## RECORDS SHOWN
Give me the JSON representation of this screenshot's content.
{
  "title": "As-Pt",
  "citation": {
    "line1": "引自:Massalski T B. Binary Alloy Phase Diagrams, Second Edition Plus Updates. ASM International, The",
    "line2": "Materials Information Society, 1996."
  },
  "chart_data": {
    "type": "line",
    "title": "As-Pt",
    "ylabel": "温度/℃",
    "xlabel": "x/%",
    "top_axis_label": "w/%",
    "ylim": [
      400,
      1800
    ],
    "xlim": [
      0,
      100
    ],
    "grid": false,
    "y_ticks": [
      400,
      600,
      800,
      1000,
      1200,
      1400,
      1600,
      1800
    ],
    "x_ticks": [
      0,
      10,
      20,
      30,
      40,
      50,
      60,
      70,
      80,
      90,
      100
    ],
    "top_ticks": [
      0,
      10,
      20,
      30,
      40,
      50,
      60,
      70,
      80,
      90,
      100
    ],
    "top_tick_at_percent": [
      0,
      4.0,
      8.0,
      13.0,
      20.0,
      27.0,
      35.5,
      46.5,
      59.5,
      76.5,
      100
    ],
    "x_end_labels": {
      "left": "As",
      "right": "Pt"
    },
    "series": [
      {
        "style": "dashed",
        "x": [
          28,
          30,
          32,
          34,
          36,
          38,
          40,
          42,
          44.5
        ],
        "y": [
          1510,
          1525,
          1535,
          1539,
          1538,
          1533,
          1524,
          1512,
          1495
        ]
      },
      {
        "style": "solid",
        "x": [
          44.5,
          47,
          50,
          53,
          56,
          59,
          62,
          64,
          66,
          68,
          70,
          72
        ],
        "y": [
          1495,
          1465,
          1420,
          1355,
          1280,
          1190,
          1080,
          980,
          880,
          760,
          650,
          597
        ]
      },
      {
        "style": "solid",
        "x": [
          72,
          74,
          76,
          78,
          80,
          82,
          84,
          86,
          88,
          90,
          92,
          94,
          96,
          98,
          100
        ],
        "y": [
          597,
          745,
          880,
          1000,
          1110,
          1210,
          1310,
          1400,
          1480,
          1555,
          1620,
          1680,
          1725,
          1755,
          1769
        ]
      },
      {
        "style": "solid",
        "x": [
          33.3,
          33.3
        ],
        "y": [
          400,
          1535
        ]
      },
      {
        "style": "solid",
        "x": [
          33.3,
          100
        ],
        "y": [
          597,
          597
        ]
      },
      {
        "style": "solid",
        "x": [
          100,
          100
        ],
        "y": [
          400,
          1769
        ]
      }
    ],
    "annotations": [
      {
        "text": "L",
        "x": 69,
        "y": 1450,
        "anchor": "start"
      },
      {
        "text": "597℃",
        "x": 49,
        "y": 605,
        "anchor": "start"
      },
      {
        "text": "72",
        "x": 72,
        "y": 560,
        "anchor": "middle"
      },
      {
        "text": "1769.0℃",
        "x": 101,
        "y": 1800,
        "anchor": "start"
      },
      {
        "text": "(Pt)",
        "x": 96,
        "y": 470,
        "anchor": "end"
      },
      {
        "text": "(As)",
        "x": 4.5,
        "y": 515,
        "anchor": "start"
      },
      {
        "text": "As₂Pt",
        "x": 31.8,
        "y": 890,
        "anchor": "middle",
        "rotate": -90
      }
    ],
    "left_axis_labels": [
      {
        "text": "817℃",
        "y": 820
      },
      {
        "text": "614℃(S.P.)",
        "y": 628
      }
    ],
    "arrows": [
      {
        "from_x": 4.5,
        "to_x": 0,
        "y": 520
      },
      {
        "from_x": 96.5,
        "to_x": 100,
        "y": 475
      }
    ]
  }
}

## WRITTEN INSTRUCTION
Give the listing again, word for word.

## ANSWER IN FULL
Give me the JSON representation of this screenshot's content.
{
  "title": "As-Pt",
  "citation": {
    "line1": "引自:Massalski T B. Binary Alloy Phase Diagrams, Second Edition Plus Updates. ASM International, The",
    "line2": "Materials Information Society, 1996."
  },
  "chart_data": {
    "type": "line",
    "title": "As-Pt",
    "ylabel": "温度/℃",
    "xlabel": "x/%",
    "top_axis_label": "w/%",
    "ylim": [
      400,
      1800
    ],
    "xlim": [
      0,
      100
    ],
    "grid": false,
    "y_ticks": [
      400,
      600,
      800,
      1000,
      1200,
      1400,
      1600,
      1800
    ],
    "x_ticks": [
      0,
      10,
      20,
      30,
      40,
      50,
      60,
      70,
      80,
      90,
      100
    ],
    "top_ticks": [
      0,
      10,
      20,
      30,
      40,
      50,
      60,
      70,
      80,
      90,
      100
    ],
    "top_tick_at_percent": [
      0,
      4.0,
      8.0,
      13.0,
      20.0,
      27.0,
      35.5,
      46.5,
      59.5,
      76.5,
      100
    ],
    "x_end_labels": {
      "left": "As",
      "right": "Pt"
    },
    "series": [
      {
        "style": "dashed",
        "x": [
          28,
          30,
          32,
          34,
          36,
          38,
          40,
          42,
          44.5
        ],
        "y": [
          1510,
          1525,
          1535,
          1539,
          1538,
          1533,
          1524,
          1512,
          1495
        ]
      },
      {
        "style": "solid",
        "x": [
          44.5,
          47,
          50,
          53,
          56,
          59,
          62,
          64,
          66,
          68,
          70,
          72
        ],
        "y": [
          1495,
          1465,
          1420,
          1355,
          1280,
          1190,
          1080,
          980,
          880,
          760,
          650,
          597
        ]
      },
      {
        "style": "solid",
        "x": [
          72,
          74,
          76,
          78,
          80,
          82,
          84,
          86,
          88,
          90,
          92,
          94,
          96,
          98,
          100
        ],
        "y": [
          597,
          745,
          880,
          1000,
          1110,
          1210,
          1310,
          1400,
          1480,
          1555,
          1620,
          1680,
          1725,
          1755,
          1769
        ]
      },
      {
        "style": "solid",
        "x": [
          33.3,
          33.3
        ],
        "y": [
          400,
          1535
        ]
      },
      {
        "style": "solid",
        "x": [
          33.3,
          100
        ],
        "y": [
          597,
          597
        ]
      },
      {
        "style": "solid",
        "x": [
          100,
          100
        ],
        "y": [
          400,
          1769
        ]
      }
    ],
    "annotations": [
      {
        "text": "L",
        "x": 69,
        "y": 1450,
        "anchor": "start"
      },
      {
        "text": "597℃",
        "x": 49,
        "y": 605,
        "anchor": "start"
      },
      {
        "text": "72",
        "x": 72,
        "y": 560,
        "anchor": "middle"
      },
      {
        "text": "1769.0℃",
        "x": 101,
        "y": 1800,
        "anchor": "start"
      },
      {
        "text": "(Pt)",
        "x": 96,
        "y": 470,
        "anchor": "end"
      },
      {
        "text": "(As)",
        "x": 4.5,
        "y": 515,
        "anchor": "start"
      },
      {
        "text": "As₂Pt",
        "x": 31.8,
        "y": 890,
        "anchor": "middle",
        "rotate": -90
      }
    ],
    "left_axis_labels": [
      {
        "text": "817℃",
        "y": 820
      },
      {
        "text": "614℃(S.P.)",
        "y": 628
      }
    ],
    "arrows": [
      {
        "from_x": 4.5,
        "to_x": 0,
        "y": 520
      },
      {
        "from_x": 96.5,
        "to_x": 100,
        "y": 475
      }
    ]
  }
}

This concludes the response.